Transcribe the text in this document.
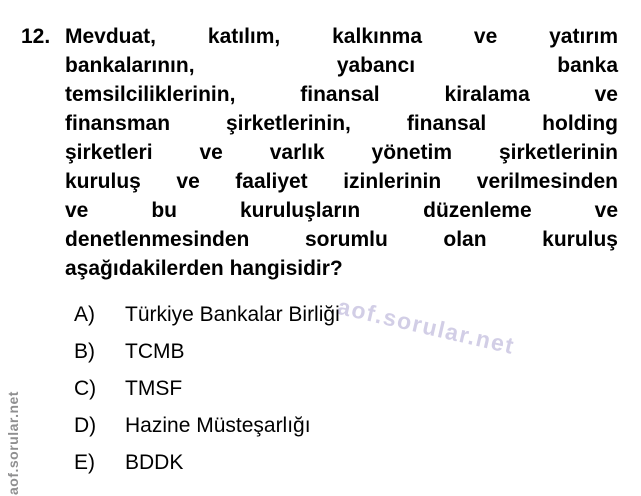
12. Mevduat, katılım, kalkınma ve yatırım
bankalarının, yabancı banka
temsilciliklerinin, finansal kiralama ve
finansman şirketlerinin, finansal holding
şirketleri ve varlık yönetim şirketlerinin
kuruluş ve faaliyet izinlerinin verilmesinden
ve bu kuruluşların düzenleme ve
denetlenmesinden sorumlu olan kuruluş
aşağıdakilerden hangisidir?
A)	Türkiye Bankalar Birliği
B)	TCMB
C)	TMSF
D)	Hazine Müsteşarlığı
E)	BDDK
aof.sorular.net
aof.sorular.net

####################

- [Requirement]: Write out the whole listing exactly, and drop the pictures.

- [Answer to this problem]:
Transcribe the text in this document.
12. Mevduat, katılım, kalkınma ve yatırım
bankalarının, yabancı banka
temsilciliklerinin, finansal kiralama ve
finansman şirketlerinin, finansal holding
şirketleri ve varlık yönetim şirketlerinin
kuruluş ve faaliyet izinlerinin verilmesinden
ve bu kuruluşların düzenleme ve
denetlenmesinden sorumlu olan kuruluş
aşağıdakilerden hangisidir?
A)	Türkiye Bankalar Birliği
B)	TCMB
C)	TMSF
D)	Hazine Müsteşarlığı
E)	BDDK
aof.sorular.net
aof.sorular.net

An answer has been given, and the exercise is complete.